*RECORDS TO USE:*
— Begin —
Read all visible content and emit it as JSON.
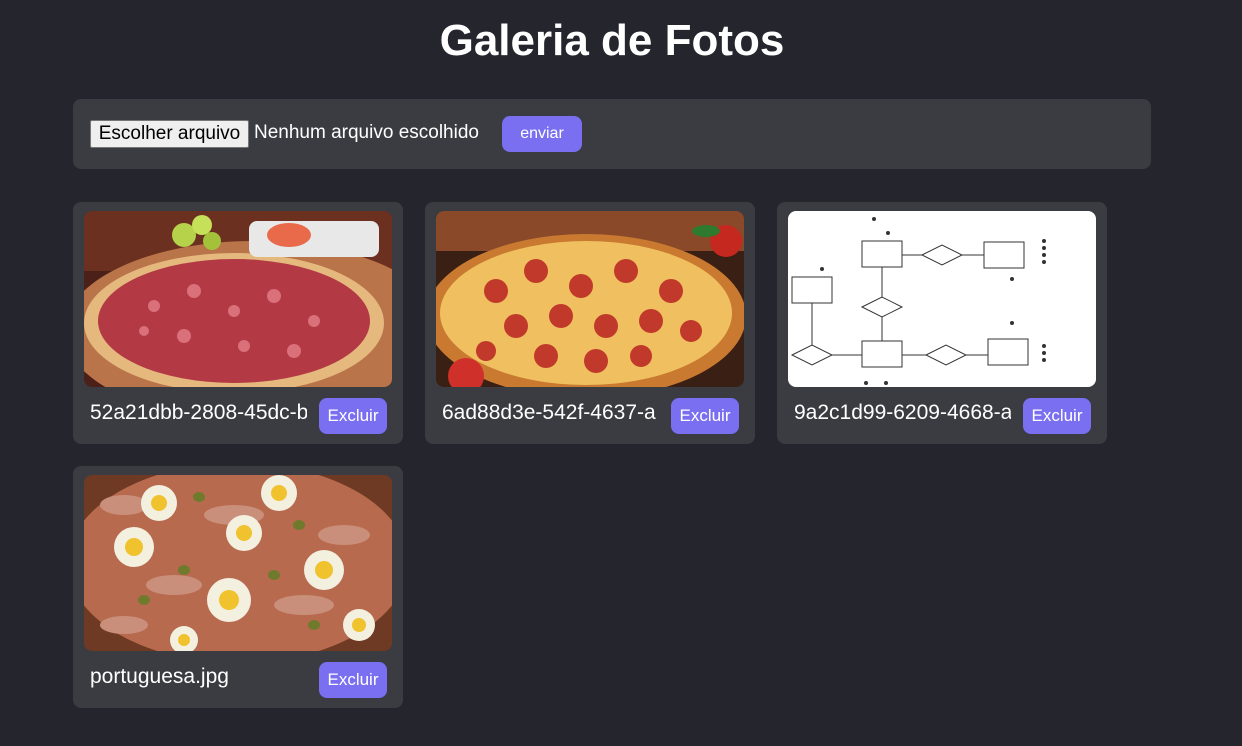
{
  "header": {
    "title": "Galeria de Fotos"
  },
  "upload": {
    "file_button_label": "Escolher arquivo",
    "file_status": "Nenhum arquivo escolhido",
    "submit_label": "enviar"
  },
  "gallery": {
    "items": [
      {
        "filename": "52a21dbb-2808-45dc-b",
        "delete_label": "Excluir",
        "image": "pizza-calabresa-photo"
      },
      {
        "filename": "6ad88d3e-542f-4637-a",
        "delete_label": "Excluir",
        "image": "pizza-pepperoni-photo"
      },
      {
        "filename": "9a2c1d99-6209-4668-a",
        "delete_label": "Excluir",
        "image": "er-diagram-image"
      },
      {
        "filename": "portuguesa.jpg",
        "delete_label": "Excluir",
        "image": "pizza-portuguesa-photo"
      }
    ]
  },
  "colors": {
    "background": "#24252d",
    "panel": "#3b3c42",
    "accent": "#7a6ff0"
  }
}
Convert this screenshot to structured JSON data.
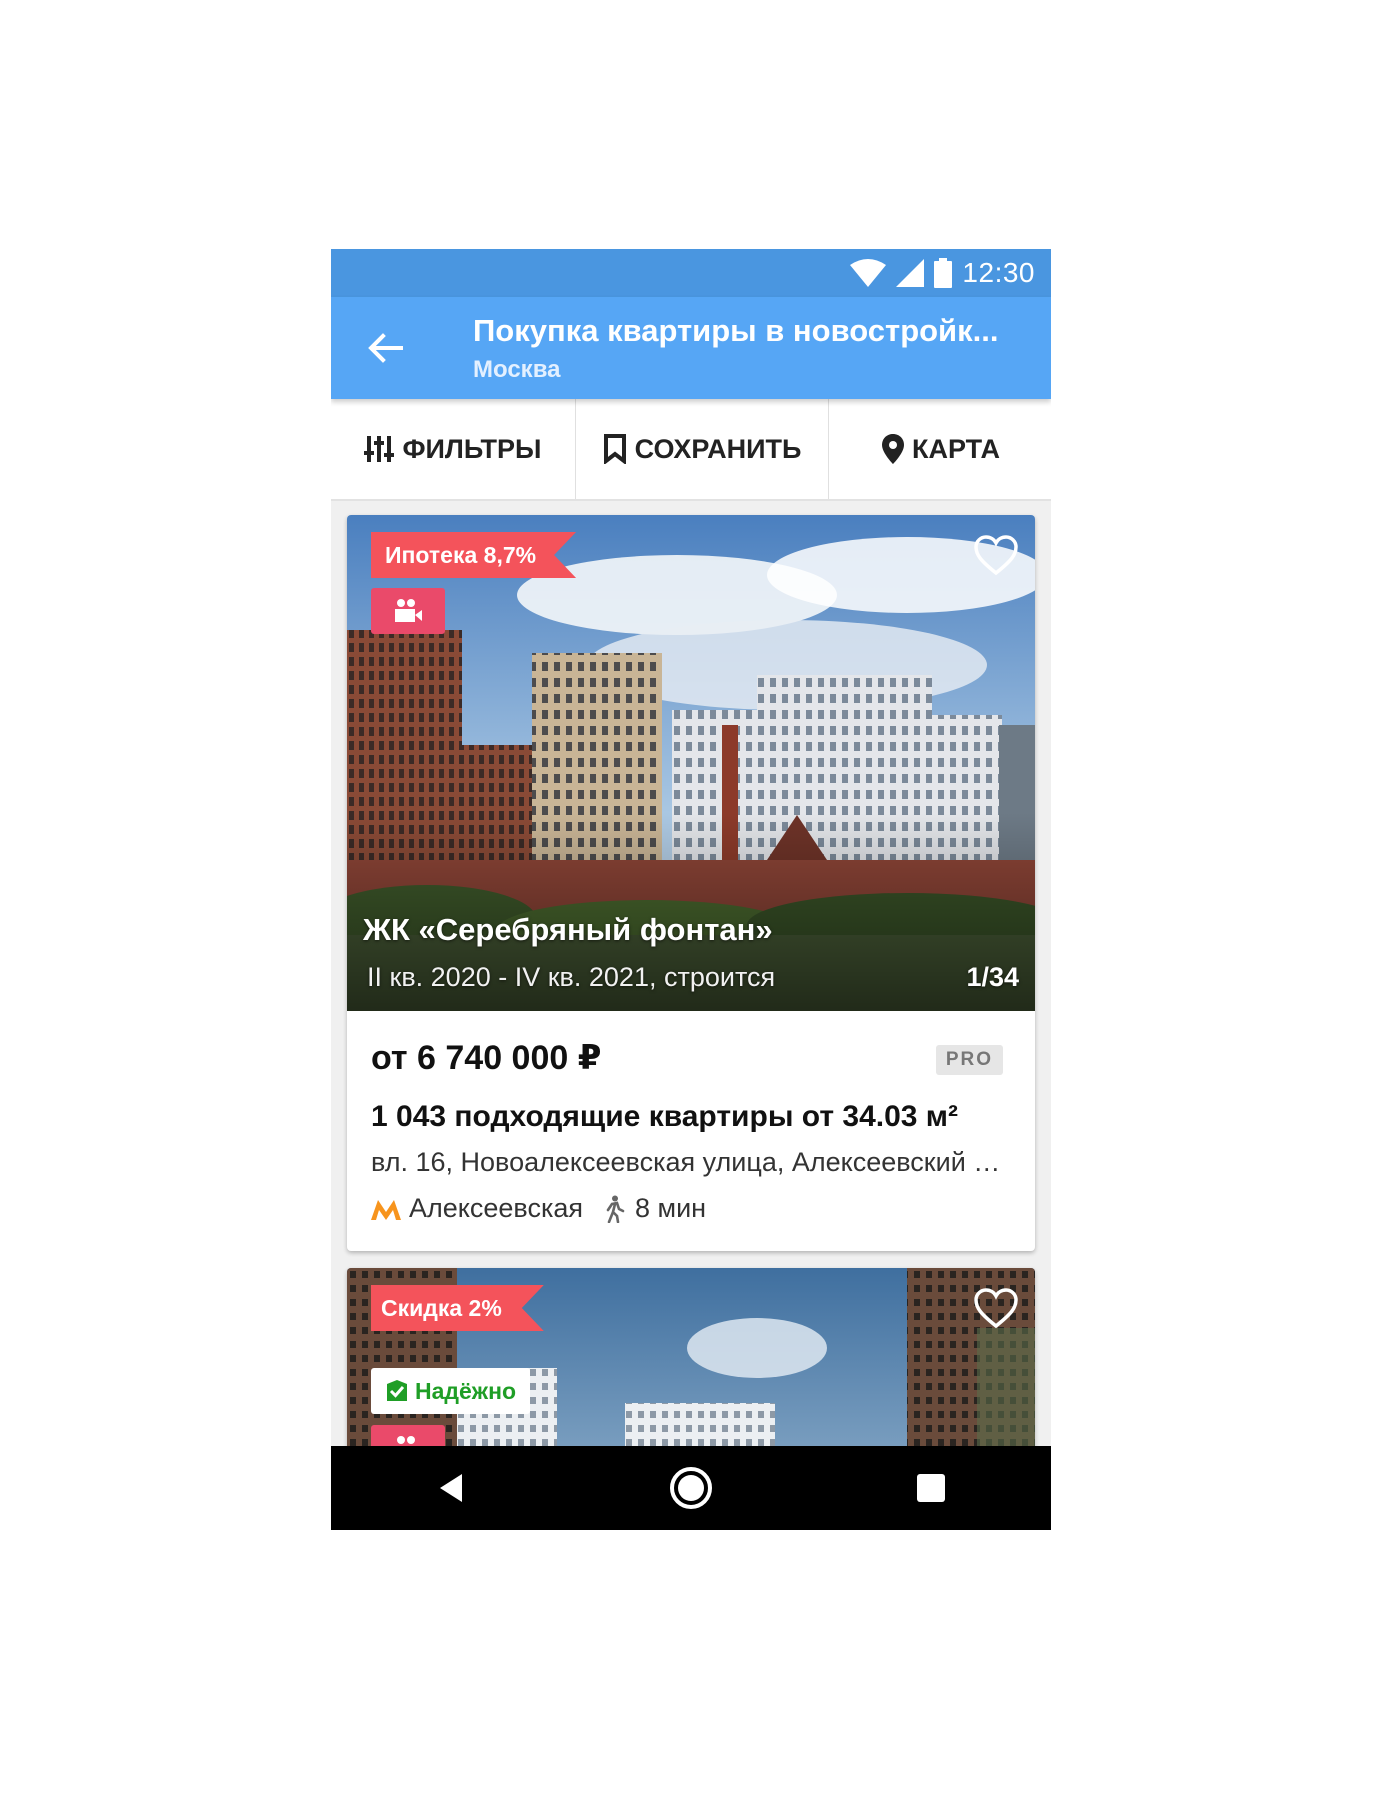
{
  "status_bar": {
    "time": "12:30"
  },
  "app_bar": {
    "title": "Покупка квартиры в новостройк...",
    "subtitle": "Москва"
  },
  "actions": {
    "filters": "ФИЛЬТРЫ",
    "save": "СОХРАНИТЬ",
    "map": "КАРТА"
  },
  "listings": [
    {
      "promo": "Ипотека 8,7%",
      "name": "ЖК «Серебряный фонтан»",
      "dates": "II кв. 2020 - IV кв. 2021, строится",
      "photo_counter": "1/34",
      "price": "от 6 740 000 ₽",
      "badge": "PRO",
      "flats": "1 043 подходящие квартиры от 34.03 м²",
      "address": "вл. 16, Новоалексеевская улица, Алексеевский район",
      "metro_station": "Алексеевская",
      "walk_time": "8 мин"
    },
    {
      "promo": "Скидка 2%",
      "reliability": "Надёжно"
    }
  ],
  "colors": {
    "status_bar": "#4a96e0",
    "app_bar": "#56a6f5",
    "promo_ribbon": "#f4535b",
    "video_badge": "#ea4a6a",
    "metro": "#f7941d",
    "reliable": "#1f9e26"
  }
}
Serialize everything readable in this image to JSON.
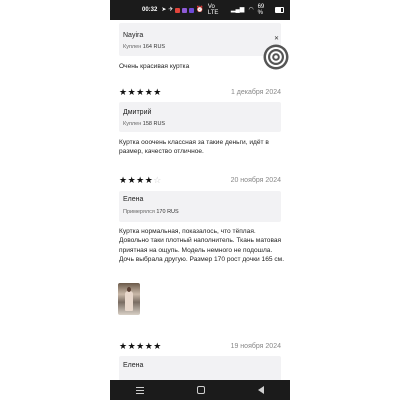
{
  "status_bar": {
    "time": "00:32",
    "network": "Vo LTE",
    "battery": "69 %"
  },
  "reviews": [
    {
      "author": "Nayira",
      "bought_label": "Куплен",
      "bought_value": "164 RUS",
      "text": "Очень красивая куртка",
      "rating": 5,
      "date": "",
      "has_photo": false
    },
    {
      "author": "Дмитрий",
      "bought_label": "Куплен",
      "bought_value": "158 RUS",
      "text": "Куртка ооочень классная за такие деньги, идёт в размер, качество отличное.",
      "rating": 5,
      "date": "1 декабря 2024",
      "has_photo": false
    },
    {
      "author": "Елена",
      "bought_label": "Примерялся",
      "bought_value": "170 RUS",
      "text": "Куртка нормальная, показалось, что тёплая. Довольно таки плотный наполнитель. Ткань матовая приятная на ощупь. Модель немного не подошла. Дочь выбрала другую. Размер 170 рост дочки 165 см.",
      "rating": 4,
      "date": "20 ноября 2024",
      "has_photo": true
    },
    {
      "author": "Елена",
      "bought_label": "",
      "bought_value": "",
      "text": "",
      "rating": 5,
      "date": "19 ноября 2024",
      "has_photo": false
    }
  ],
  "icons": {
    "target": "concentric-target-icon",
    "close": "close-icon",
    "star": "star-icon"
  },
  "colors": {
    "meta_bg": "#f2f2f4",
    "bars": "#1b1b1b",
    "star": "#111111",
    "star_empty": "#cfcfcf"
  }
}
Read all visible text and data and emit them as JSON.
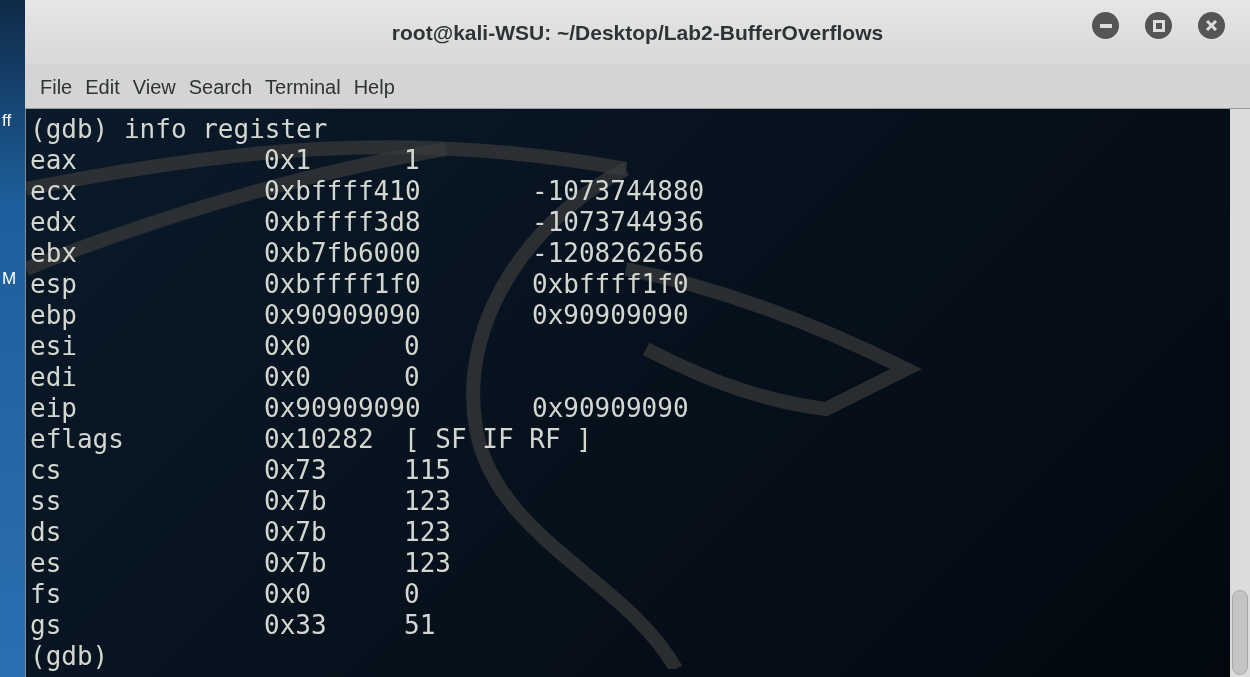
{
  "desktop": {
    "labels": [
      "ff",
      "M"
    ]
  },
  "window": {
    "title": "root@kali-WSU: ~/Desktop/Lab2-BufferOverflows"
  },
  "menu": [
    "File",
    "Edit",
    "View",
    "Search",
    "Terminal",
    "Help"
  ],
  "terminal": {
    "lines": [
      {
        "kind": "prompt",
        "text": "(gdb) info register"
      },
      {
        "kind": "register",
        "name": "eax",
        "raw": "0x1",
        "natural": "1"
      },
      {
        "kind": "register",
        "name": "ecx",
        "raw": "0xbffff410",
        "natural": "-1073744880"
      },
      {
        "kind": "register",
        "name": "edx",
        "raw": "0xbffff3d8",
        "natural": "-1073744936"
      },
      {
        "kind": "register",
        "name": "ebx",
        "raw": "0xb7fb6000",
        "natural": "-1208262656"
      },
      {
        "kind": "register",
        "name": "esp",
        "raw": "0xbffff1f0",
        "natural": "0xbffff1f0"
      },
      {
        "kind": "register",
        "name": "ebp",
        "raw": "0x90909090",
        "natural": "0x90909090"
      },
      {
        "kind": "register",
        "name": "esi",
        "raw": "0x0",
        "natural": "0"
      },
      {
        "kind": "register",
        "name": "edi",
        "raw": "0x0",
        "natural": "0"
      },
      {
        "kind": "register",
        "name": "eip",
        "raw": "0x90909090",
        "natural": "0x90909090"
      },
      {
        "kind": "register",
        "name": "eflags",
        "raw": "0x10282",
        "natural": "[ SF IF RF ]"
      },
      {
        "kind": "register",
        "name": "cs",
        "raw": "0x73",
        "natural": "115"
      },
      {
        "kind": "register",
        "name": "ss",
        "raw": "0x7b",
        "natural": "123"
      },
      {
        "kind": "register",
        "name": "ds",
        "raw": "0x7b",
        "natural": "123"
      },
      {
        "kind": "register",
        "name": "es",
        "raw": "0x7b",
        "natural": "123"
      },
      {
        "kind": "register",
        "name": "fs",
        "raw": "0x0",
        "natural": "0"
      },
      {
        "kind": "register",
        "name": "gs",
        "raw": "0x33",
        "natural": "51"
      },
      {
        "kind": "prompt",
        "text": "(gdb)"
      }
    ]
  }
}
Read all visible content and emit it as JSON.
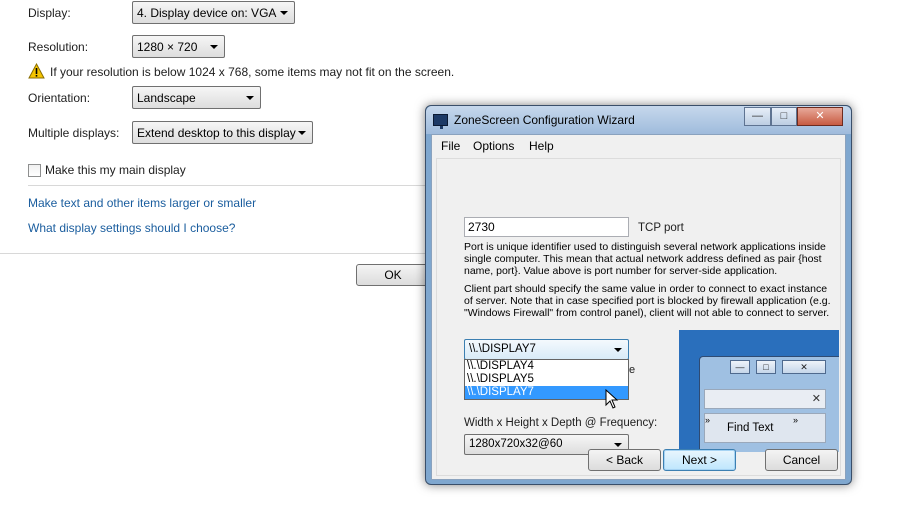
— End —
*WRITTEN EXERCISE:*
Copy each line in full and exactly, omitting any picture.

*TASK ANSWER:*
Read all visible content and emit it as JSON.
{
  "header": {
    "title": "Galeria de Fotos"
  },
  "upload": {
    "file_button_label": "Escolher arquivo",
    "file_status": "Nenhum arquivo escolhido",
    "submit_label": "enviar"
  },
  "gallery": {
    "items": [
      {
        "filename": "52a21dbb-2808-45dc-b",
        "delete_label": "Excluir",
        "image": "pizza-calabresa-photo"
      },
      {
        "filename": "6ad88d3e-542f-4637-a",
        "delete_label": "Excluir",
        "image": "pizza-pepperoni-photo"
      },
      {
        "filename": "9a2c1d99-6209-4668-a",
        "delete_label": "Excluir",
        "image": "er-diagram-image"
      },
      {
        "filename": "portuguesa.jpg",
        "delete_label": "Excluir",
        "image": "pizza-portuguesa-photo"
      }
    ]
  },
  "colors": {
    "background": "#24252d",
    "panel": "#3b3c42",
    "accent": "#7a6ff0"
  }
}
Convert this screenshot to structured JSON data.
{
  "status_bar": {
    "time": "12:30"
  },
  "app_bar": {
    "title": "Покупка квартиры в новостройк...",
    "subtitle": "Москва"
  },
  "actions": {
    "filters": "ФИЛЬТРЫ",
    "save": "СОХРАНИТЬ",
    "map": "КАРТА"
  },
  "listings": [
    {
      "promo": "Ипотека 8,7%",
      "name": "ЖК «Серебряный фонтан»",
      "dates": "II кв. 2020 - IV кв. 2021, строится",
      "photo_counter": "1/34",
      "price": "от 6 740 000 ₽",
      "badge": "PRO",
      "flats": "1 043 подходящие квартиры от 34.03 м²",
      "address": "вл. 16, Новоалексеевская улица, Алексеевский район",
      "metro_station": "Алексеевская",
      "walk_time": "8 мин"
    },
    {
      "promo": "Скидка 2%",
      "reliability": "Надёжно"
    }
  ],
  "colors": {
    "status_bar": "#4a96e0",
    "app_bar": "#56a6f5",
    "promo_ribbon": "#f4535b",
    "video_badge": "#ea4a6a",
    "metro": "#f7941d",
    "reliable": "#1f9e26"
  }
}
Serialize everything readable in this image to JSON.
{
  "status_bar": {
    "time": "00:32",
    "network": "Vo LTE",
    "battery": "69 %"
  },
  "reviews": [
    {
      "author": "Nayira",
      "bought_label": "Куплен",
      "bought_value": "164 RUS",
      "text": "Очень красивая куртка",
      "rating": 5,
      "date": "",
      "has_photo": false
    },
    {
      "author": "Дмитрий",
      "bought_label": "Куплен",
      "bought_value": "158 RUS",
      "text": "Куртка ооочень классная за такие деньги, идёт в размер, качество отличное.",
      "rating": 5,
      "date": "1 декабря 2024",
      "has_photo": false
    },
    {
      "author": "Елена",
      "bought_label": "Примерялся",
      "bought_value": "170 RUS",
      "text": "Куртка нормальная, показалось, что тёплая. Довольно таки плотный наполнитель. Ткань матовая приятная на ощупь. Модель немного не подошла. Дочь выбрала другую. Размер 170 рост дочки 165 см.",
      "rating": 4,
      "date": "20 ноября 2024",
      "has_photo": true
    },
    {
      "author": "Елена",
      "bought_label": "",
      "bought_value": "",
      "text": "",
      "rating": 5,
      "date": "19 ноября 2024",
      "has_photo": false
    }
  ],
  "icons": {
    "target": "concentric-target-icon",
    "close": "close-icon",
    "star": "star-icon"
  },
  "colors": {
    "meta_bg": "#f2f2f4",
    "bars": "#1b1b1b",
    "star": "#111111",
    "star_empty": "#cfcfcf"
  }
}
Read all visible text and data and emit them as JSON.
{
  "desktop": {
    "labels": [
      "ff",
      "M"
    ]
  },
  "window": {
    "title": "root@kali-WSU: ~/Desktop/Lab2-BufferOverflows"
  },
  "menu": [
    "File",
    "Edit",
    "View",
    "Search",
    "Terminal",
    "Help"
  ],
  "terminal": {
    "lines": [
      {
        "kind": "prompt",
        "text": "(gdb) info register"
      },
      {
        "kind": "register",
        "name": "eax",
        "raw": "0x1",
        "natural": "1"
      },
      {
        "kind": "register",
        "name": "ecx",
        "raw": "0xbffff410",
        "natural": "-1073744880"
      },
      {
        "kind": "register",
        "name": "edx",
        "raw": "0xbffff3d8",
        "natural": "-1073744936"
      },
      {
        "kind": "register",
        "name": "ebx",
        "raw": "0xb7fb6000",
        "natural": "-1208262656"
      },
      {
        "kind": "register",
        "name": "esp",
        "raw": "0xbffff1f0",
        "natural": "0xbffff1f0"
      },
      {
        "kind": "register",
        "name": "ebp",
        "raw": "0x90909090",
        "natural": "0x90909090"
      },
      {
        "kind": "register",
        "name": "esi",
        "raw": "0x0",
        "natural": "0"
      },
      {
        "kind": "register",
        "name": "edi",
        "raw": "0x0",
        "natural": "0"
      },
      {
        "kind": "register",
        "name": "eip",
        "raw": "0x90909090",
        "natural": "0x90909090"
      },
      {
        "kind": "register",
        "name": "eflags",
        "raw": "0x10282",
        "natural": "[ SF IF RF ]"
      },
      {
        "kind": "register",
        "name": "cs",
        "raw": "0x73",
        "natural": "115"
      },
      {
        "kind": "register",
        "name": "ss",
        "raw": "0x7b",
        "natural": "123"
      },
      {
        "kind": "register",
        "name": "ds",
        "raw": "0x7b",
        "natural": "123"
      },
      {
        "kind": "register",
        "name": "es",
        "raw": "0x7b",
        "natural": "123"
      },
      {
        "kind": "register",
        "name": "fs",
        "raw": "0x0",
        "natural": "0"
      },
      {
        "kind": "register",
        "name": "gs",
        "raw": "0x33",
        "natural": "51"
      },
      {
        "kind": "prompt",
        "text": "(gdb)"
      }
    ]
  }
}
Read all visible content and emit it as JSON.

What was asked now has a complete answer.